'''

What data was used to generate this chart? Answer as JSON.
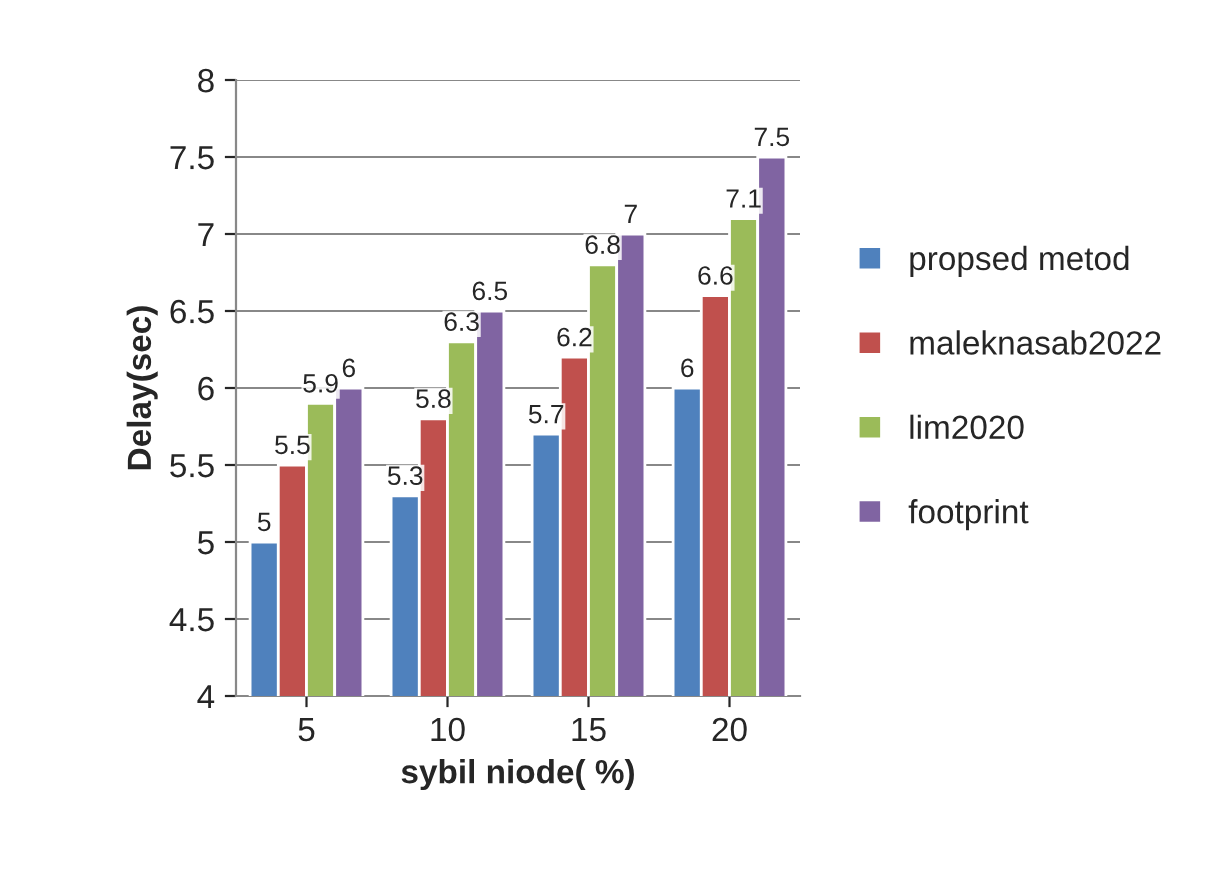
{
  "chart_data": {
    "type": "bar",
    "xlabel": "sybil niode( %)",
    "ylabel": "Delay(sec)",
    "categories": [
      "5",
      "10",
      "15",
      "20"
    ],
    "series": [
      {
        "name": "propsed metod",
        "color": "#4f81bd",
        "values": [
          5,
          5.3,
          5.7,
          6
        ]
      },
      {
        "name": "maleknasab2022",
        "color": "#c0504d",
        "values": [
          5.5,
          5.8,
          6.2,
          6.6
        ]
      },
      {
        "name": "lim2020",
        "color": "#9bbb59",
        "values": [
          5.9,
          6.3,
          6.8,
          7.1
        ]
      },
      {
        "name": "footprint",
        "color": "#8064a2",
        "values": [
          6,
          6.5,
          7,
          7.5
        ]
      }
    ],
    "ylim": [
      4,
      8
    ],
    "yticks": [
      4,
      4.5,
      5,
      5.5,
      6,
      6.5,
      7,
      7.5,
      8
    ],
    "grid": "y",
    "legend": "right",
    "data_labels": true
  }
}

'''

PROBLEM TO SOLVE - Check every line of the data above for the string "color", and copy those that have it.

COMPLETED EXERCISE -
        "color": "#4f81bd",
        "color": "#c0504d",
        "color": "#9bbb59",
        "color": "#8064a2",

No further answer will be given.